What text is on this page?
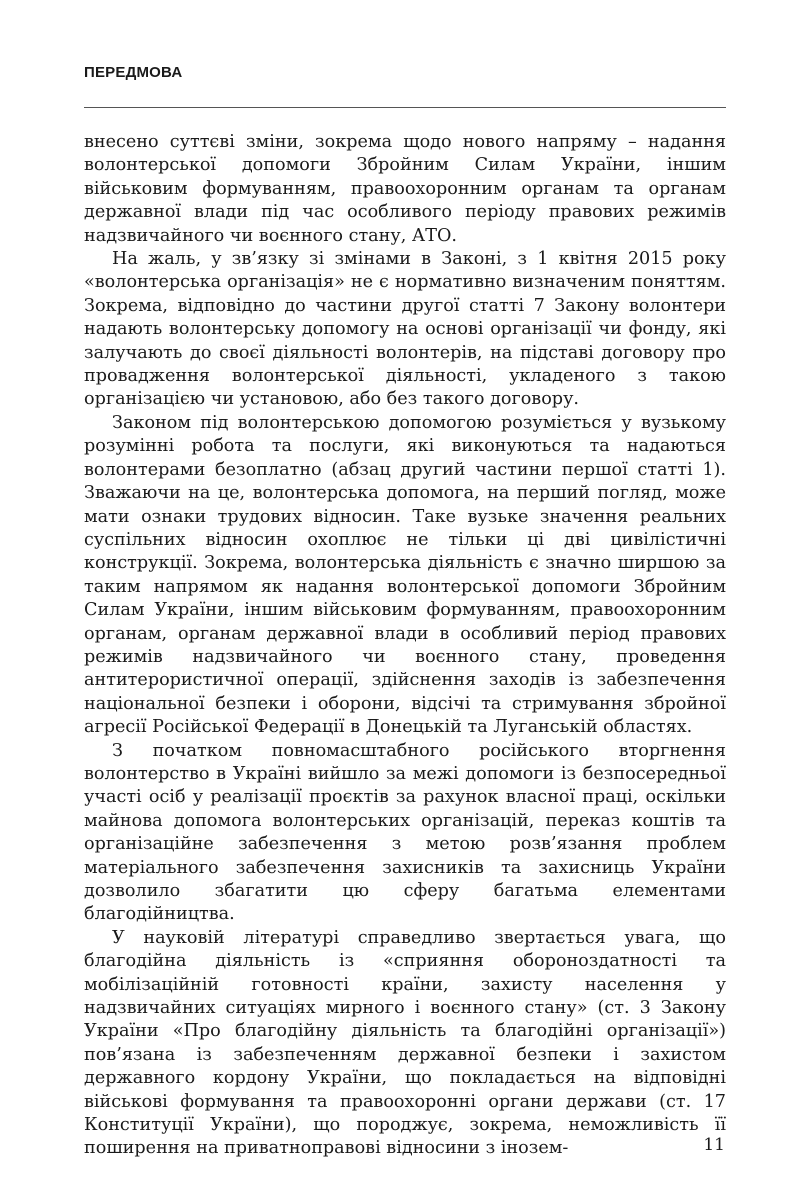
ПЕРЕДМОВА

внесено суттєві зміни, зокрема щодо нового напряму – надання волонтерської допомоги Збройним Силам України, іншим військовим формуванням, правоохоронним органам та органам державної влади під час особливого періоду правових режимів надзвичайного чи воєнного стану, АТО.

На жаль, у зв’язку зі змінами в Законі, з 1 квітня 2015 року «волонтерська організація» не є нормативно визначеним поняттям. Зокрема, відповідно до частини другої статті 7 Закону волонтери надають волонтерську допомогу на основі організації чи фонду, які залучають до своєї діяльності волонтерів, на підставі договору про провадження волонтерської діяльності, укладеного з такою організацією чи установою, або без такого договору.

Законом під волонтерською допомогою розуміється у вузькому розумінні робота та послуги, які виконуються та надаються волонтерами безоплатно (абзац другий частини першої статті 1). Зважаючи на це, волонтерська допомога, на перший погляд, може мати ознаки трудових відносин. Таке вузьке значення реальних суспільних відносин охоплює не тільки ці дві цивілістичні конструкції. Зокрема, волонтерська діяльність є значно ширшою за таким напрямом як надання волонтерської допомоги Збройним Силам України, іншим військовим формуванням, правоохоронним органам, органам державної влади в особливий період правових режимів надзвичайного чи воєнного стану, проведення антитерористичної операції, здійснення заходів із забезпечення національної безпеки і оборони, відсічі та стримування збройної агресії Російської Федерації в Донецькій та Луганській областях.

З початком повномасштабного російського вторгнення волонтерство в Україні вийшло за межі допомоги із безпосередньої участі осіб у реалізації проєктів за рахунок власної праці, оскільки майнова допомога волонтерських організацій, переказ коштів та організаційне забезпечення з метою розв’язання проблем матеріального забезпечення захисників та захисниць України дозволило збагатити цю сферу багатьма елементами благодійництва.

У науковій літературі справедливо звертається увага, що благодійна діяльність із «сприяння обороноздатності та мобілізаційній готовності країни, захисту населення у надзвичайних ситуаціях мирного і воєнного стану» (ст. 3 Закону України «Про благодійну діяльність та благодійні організації») пов’язана із забезпеченням державної безпеки і захистом державного кордону України, що покладається на відповідні військові формування та правоохоронні органи держави (ст. 17 Конституції України), що породжує, зокрема, неможливість її поширення на приватноправові відносини з інозем-	11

Short task
Quote every record above exactly, omitting any pictures they contain.

Written answer
What text is on this page?
ПЕРЕДМОВА

внесено суттєві зміни, зокрема щодо нового напряму – надання волонтерської допомоги Збройним Силам України, іншим військовим формуванням, правоохоронним органам та органам державної влади під час особливого періоду правових режимів надзвичайного чи воєнного стану, АТО.

На жаль, у зв’язку зі змінами в Законі, з 1 квітня 2015 року «волонтерська організація» не є нормативно визначеним поняттям. Зокрема, відповідно до частини другої статті 7 Закону волонтери надають волонтерську допомогу на основі організації чи фонду, які залучають до своєї діяльності волонтерів, на підставі договору про провадження волонтерської діяльності, укладеного з такою організацією чи установою, або без такого договору.

Законом під волонтерською допомогою розуміється у вузькому розумінні робота та послуги, які виконуються та надаються волонтерами безоплатно (абзац другий частини першої статті 1). Зважаючи на це, волонтерська допомога, на перший погляд, може мати ознаки трудових відносин. Таке вузьке значення реальних суспільних відносин охоплює не тільки ці дві цивілістичні конструкції. Зокрема, волонтерська діяльність є значно ширшою за таким напрямом як надання волонтерської допомоги Збройним Силам України, іншим військовим формуванням, правоохоронним органам, органам державної влади в особливий період правових режимів надзвичайного чи воєнного стану, проведення антитерористичної операції, здійснення заходів із забезпечення національної безпеки і оборони, відсічі та стримування збройної агресії Російської Федерації в Донецькій та Луганській областях.

З початком повномасштабного російського вторгнення волонтерство в Україні вийшло за межі допомоги із безпосередньої участі осіб у реалізації проєктів за рахунок власної праці, оскільки майнова допомога волонтерських організацій, переказ коштів та організаційне забезпечення з метою розв’язання проблем матеріального забезпечення захисників та захисниць України дозволило збагатити цю сферу багатьма елементами благодійництва.

У науковій літературі справедливо звертається увага, що благодійна діяльність із «сприяння обороноздатності та мобілізаційній готовності країни, захисту населення у надзвичайних ситуаціях мирного і воєнного стану» (ст. 3 Закону України «Про благодійну діяльність та благодійні організації») пов’язана із забезпеченням державної безпеки і захистом державного кордону України, що покладається на відповідні військові формування та правоохоронні органи держави (ст. 17 Конституції України), що породжує, зокрема, неможливість її поширення на приватноправові відносини з інозем-	11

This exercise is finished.